■ Exercise prompt
Print every line of the material below exactly as it stands, but omit the pictures.
---------------
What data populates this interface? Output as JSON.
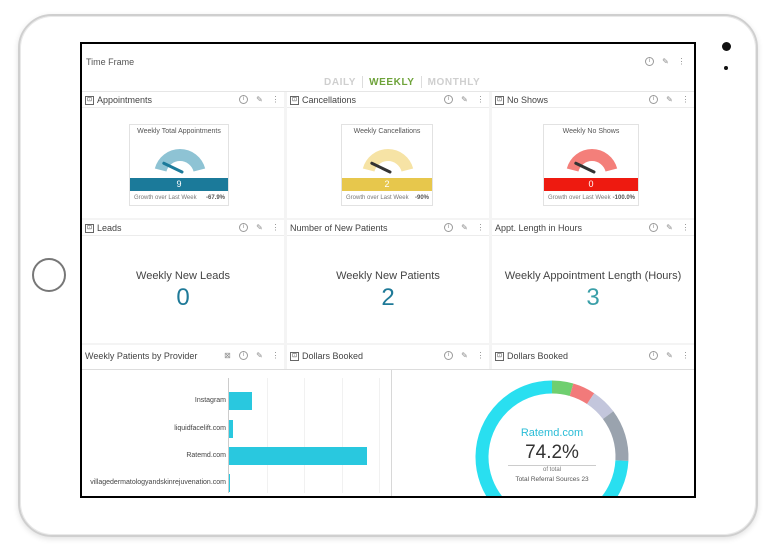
{
  "time_frame": {
    "title": "Time Frame",
    "tabs": [
      "DAILY",
      "WEEKLY",
      "MONTHLY"
    ],
    "active_tab": "WEEKLY"
  },
  "gauges": [
    {
      "title": "Appointments",
      "label": "Weekly Total Appointments",
      "value": "9",
      "color": "#1b7a9a",
      "needle_color": "#1b7a9a",
      "arc_color": "#8ec3d4",
      "growth_label": "Growth over Last Week",
      "growth": "-67.9%"
    },
    {
      "title": "Cancellations",
      "label": "Weekly Cancellations",
      "value": "2",
      "color": "#e7c74c",
      "needle_color": "#333333",
      "arc_color": "#f6e3a5",
      "growth_label": "Growth over Last Week",
      "growth": "-90%"
    },
    {
      "title": "No Shows",
      "label": "Weekly No Shows",
      "value": "0",
      "color": "#ee1a10",
      "needle_color": "#333333",
      "arc_color": "#f47f7a",
      "growth_label": "Growth over Last Week",
      "growth": "-100.0%"
    }
  ],
  "stats": [
    {
      "title": "Leads",
      "label": "Weekly New Leads",
      "value": "0"
    },
    {
      "title": "Number of New Patients",
      "label": "Weekly New Patients",
      "value": "2"
    },
    {
      "title": "Appt. Length in Hours",
      "label": "Weekly Appointment Length (Hours)",
      "value": "3"
    }
  ],
  "bottom_headers": [
    "Weekly Patients by Provider",
    "Dollars Booked",
    "Dollars Booked"
  ],
  "chart_data": [
    {
      "type": "bar",
      "categories": [
        "Instagram",
        "liquidfacelift.com",
        "Ratemd.com",
        "villagedermatologyandskinrejuvenation.com"
      ],
      "values": [
        1.8,
        0.3,
        11,
        0.1
      ],
      "xlim": [
        0,
        12
      ],
      "colors": [
        "#29c8df"
      ]
    },
    {
      "type": "pie",
      "center_title": "Ratemd.com",
      "center_value": "74.2%",
      "center_sub": "of total",
      "total_label": "Total Referral Sources",
      "total_value": "23",
      "slices": [
        {
          "value": 74.2,
          "color": "#29dff0"
        },
        {
          "value": 4.5,
          "color": "#6fcf6f"
        },
        {
          "value": 4.8,
          "color": "#f27a7a"
        },
        {
          "value": 5.5,
          "color": "#c3c6dc"
        },
        {
          "value": 11.0,
          "color": "#9aa3ae"
        }
      ]
    }
  ],
  "icons": {
    "info": "info-icon",
    "edit": "pencil-icon",
    "more": "more-vert-icon",
    "chart": "chart-icon"
  }
}
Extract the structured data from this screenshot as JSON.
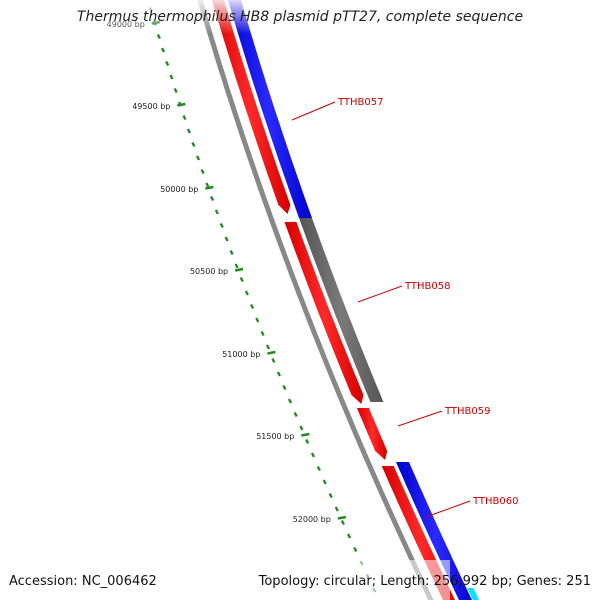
{
  "title": "Thermus thermophilus HB8 plasmid pTT27, complete sequence",
  "footer": {
    "accession_label": "Accession:",
    "accession": "NC_006462",
    "topology_label": "Topology:",
    "topology": "circular",
    "length_label": "Length:",
    "length": "256,992 bp",
    "genes_label": "Genes:",
    "genes": "251"
  },
  "ruler_ticks": [
    {
      "label": "49000 bp"
    },
    {
      "label": "49500 bp"
    },
    {
      "label": "50000 bp"
    },
    {
      "label": "50500 bp"
    },
    {
      "label": "51000 bp"
    },
    {
      "label": "51500 bp"
    },
    {
      "label": "52000 bp"
    }
  ],
  "genes": [
    {
      "label": "TTHB057",
      "color": "#0000ff",
      "track": "outer"
    },
    {
      "label": "TTHB058",
      "color": "#666666",
      "track": "outer"
    },
    {
      "label": "TTHB059",
      "color": "#ff0000",
      "track": "inner"
    },
    {
      "label": "TTHB060",
      "color": "#0000ff",
      "track": "outer"
    }
  ],
  "colors": {
    "forward_gene": "#0000ff",
    "reverse_gene": "#ff0000",
    "other_gene": "#666666",
    "backbone": "#888888",
    "ruler_dots": "#228B22",
    "gene_label": "#cc0000",
    "edge_gene": "#00e5ff"
  }
}
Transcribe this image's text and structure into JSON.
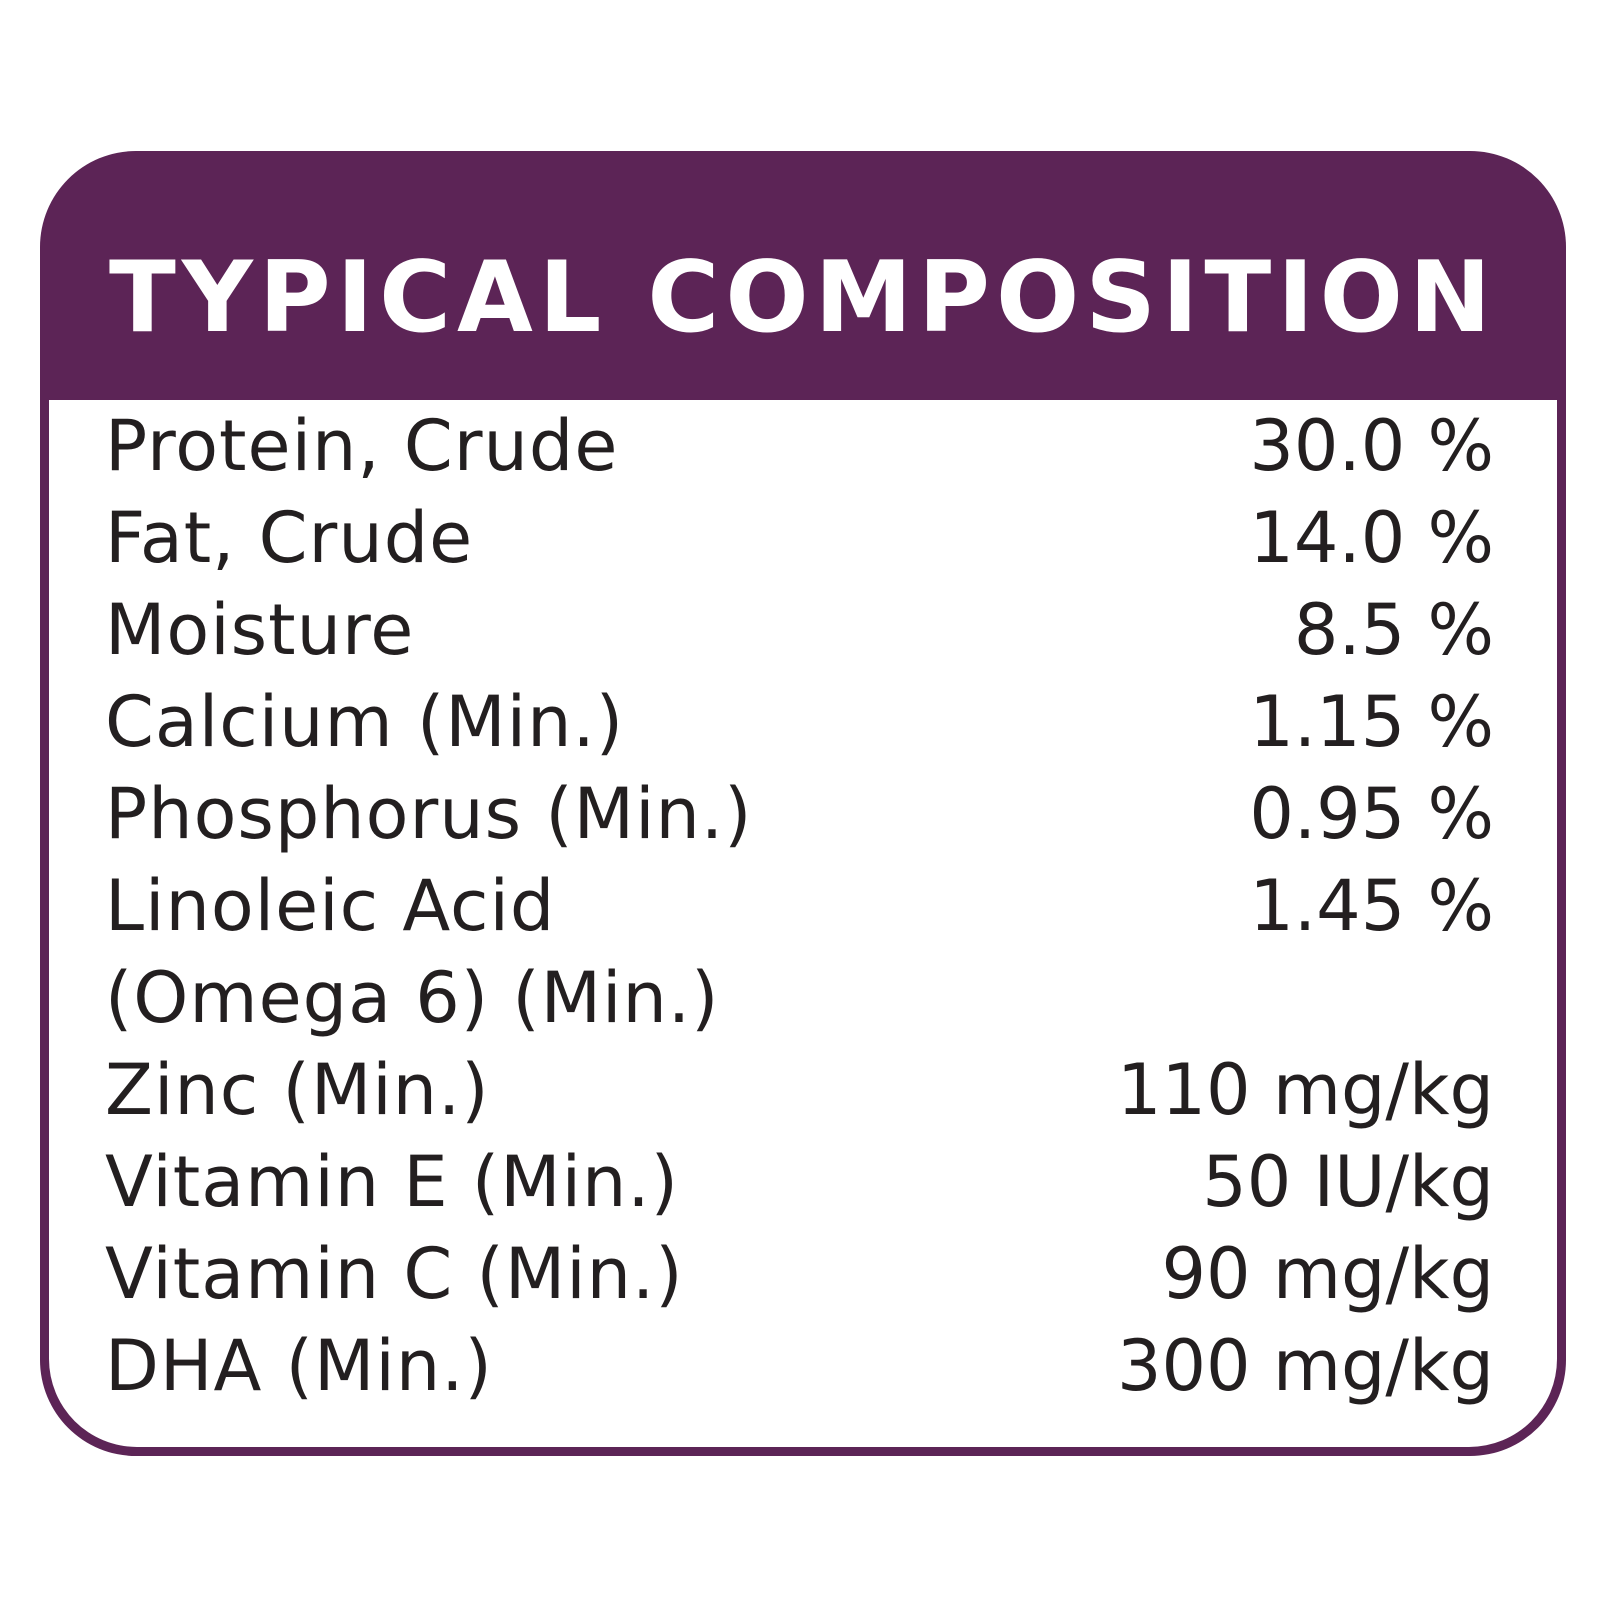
{
  "title": "TYPICAL COMPOSITION",
  "colors": {
    "frame": "#5c2456",
    "title_text": "#ffffff",
    "body_background": "#ffffff",
    "body_text": "#231f20"
  },
  "rows": [
    {
      "name": "Protein, Crude",
      "value": "30.0 %"
    },
    {
      "name": "Fat, Crude",
      "value": "14.0 %"
    },
    {
      "name": "Moisture",
      "value": "8.5 %"
    },
    {
      "name": "Calcium (Min.)",
      "value": "1.15 %"
    },
    {
      "name": "Phosphorus (Min.)",
      "value": "0.95 %"
    },
    {
      "name": "Linoleic Acid",
      "value": "1.45 %"
    },
    {
      "name": "(Omega 6) (Min.)",
      "value": ""
    },
    {
      "name": "Zinc (Min.)",
      "value": "110 mg/kg"
    },
    {
      "name": "Vitamin E (Min.)",
      "value": "50 IU/kg"
    },
    {
      "name": "Vitamin C (Min.)",
      "value": "90 mg/kg"
    },
    {
      "name": "DHA (Min.)",
      "value": "300 mg/kg"
    }
  ]
}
---------------
■ Solved problem
What data populates this interface? Output as JSON.
{
  "time_frame": {
    "title": "Time Frame",
    "tabs": [
      "DAILY",
      "WEEKLY",
      "MONTHLY"
    ],
    "active_tab": "WEEKLY"
  },
  "gauges": [
    {
      "title": "Appointments",
      "label": "Weekly Total Appointments",
      "value": "9",
      "color": "#1b7a9a",
      "needle_color": "#1b7a9a",
      "arc_color": "#8ec3d4",
      "growth_label": "Growth over Last Week",
      "growth": "-67.9%"
    },
    {
      "title": "Cancellations",
      "label": "Weekly Cancellations",
      "value": "2",
      "color": "#e7c74c",
      "needle_color": "#333333",
      "arc_color": "#f6e3a5",
      "growth_label": "Growth over Last Week",
      "growth": "-90%"
    },
    {
      "title": "No Shows",
      "label": "Weekly No Shows",
      "value": "0",
      "color": "#ee1a10",
      "needle_color": "#333333",
      "arc_color": "#f47f7a",
      "growth_label": "Growth over Last Week",
      "growth": "-100.0%"
    }
  ],
  "stats": [
    {
      "title": "Leads",
      "label": "Weekly New Leads",
      "value": "0"
    },
    {
      "title": "Number of New Patients",
      "label": "Weekly New Patients",
      "value": "2"
    },
    {
      "title": "Appt. Length in Hours",
      "label": "Weekly Appointment Length (Hours)",
      "value": "3"
    }
  ],
  "bottom_headers": [
    "Weekly Patients by Provider",
    "Dollars Booked",
    "Dollars Booked"
  ],
  "chart_data": [
    {
      "type": "bar",
      "categories": [
        "Instagram",
        "liquidfacelift.com",
        "Ratemd.com",
        "villagedermatologyandskinrejuvenation.com"
      ],
      "values": [
        1.8,
        0.3,
        11,
        0.1
      ],
      "xlim": [
        0,
        12
      ],
      "colors": [
        "#29c8df"
      ]
    },
    {
      "type": "pie",
      "center_title": "Ratemd.com",
      "center_value": "74.2%",
      "center_sub": "of total",
      "total_label": "Total Referral Sources",
      "total_value": "23",
      "slices": [
        {
          "value": 74.2,
          "color": "#29dff0"
        },
        {
          "value": 4.5,
          "color": "#6fcf6f"
        },
        {
          "value": 4.8,
          "color": "#f27a7a"
        },
        {
          "value": 5.5,
          "color": "#c3c6dc"
        },
        {
          "value": 11.0,
          "color": "#9aa3ae"
        }
      ]
    }
  ],
  "icons": {
    "info": "info-icon",
    "edit": "pencil-icon",
    "more": "more-vert-icon",
    "chart": "chart-icon"
  }
}
Extract the structured data from this screenshot as JSON.
{
  "title": "Thermus thermophilus HB8 plasmid pTT27, complete sequence",
  "footer": {
    "accession_label": "Accession:",
    "accession": "NC_006462",
    "topology_label": "Topology:",
    "topology": "circular",
    "length_label": "Length:",
    "length": "256,992 bp",
    "genes_label": "Genes:",
    "genes": "251"
  },
  "ruler_ticks": [
    {
      "label": "49000 bp"
    },
    {
      "label": "49500 bp"
    },
    {
      "label": "50000 bp"
    },
    {
      "label": "50500 bp"
    },
    {
      "label": "51000 bp"
    },
    {
      "label": "51500 bp"
    },
    {
      "label": "52000 bp"
    }
  ],
  "genes": [
    {
      "label": "TTHB057",
      "color": "#0000ff",
      "track": "outer"
    },
    {
      "label": "TTHB058",
      "color": "#666666",
      "track": "outer"
    },
    {
      "label": "TTHB059",
      "color": "#ff0000",
      "track": "inner"
    },
    {
      "label": "TTHB060",
      "color": "#0000ff",
      "track": "outer"
    }
  ],
  "colors": {
    "forward_gene": "#0000ff",
    "reverse_gene": "#ff0000",
    "other_gene": "#666666",
    "backbone": "#888888",
    "ruler_dots": "#228B22",
    "gene_label": "#cc0000",
    "edge_gene": "#00e5ff"
  }
}
Transcribe this image's text and structure into JSON.
{
  "title": "TYPICAL COMPOSITION",
  "colors": {
    "frame": "#5c2456",
    "title_text": "#ffffff",
    "body_background": "#ffffff",
    "body_text": "#231f20"
  },
  "rows": [
    {
      "name": "Protein, Crude",
      "value": "30.0 %"
    },
    {
      "name": "Fat, Crude",
      "value": "14.0 %"
    },
    {
      "name": "Moisture",
      "value": "8.5 %"
    },
    {
      "name": "Calcium (Min.)",
      "value": "1.15 %"
    },
    {
      "name": "Phosphorus (Min.)",
      "value": "0.95 %"
    },
    {
      "name": "Linoleic Acid",
      "value": "1.45 %"
    },
    {
      "name": "(Omega 6) (Min.)",
      "value": ""
    },
    {
      "name": "Zinc (Min.)",
      "value": "110 mg/kg"
    },
    {
      "name": "Vitamin E (Min.)",
      "value": "50 IU/kg"
    },
    {
      "name": "Vitamin C (Min.)",
      "value": "90 mg/kg"
    },
    {
      "name": "DHA (Min.)",
      "value": "300 mg/kg"
    }
  ]
}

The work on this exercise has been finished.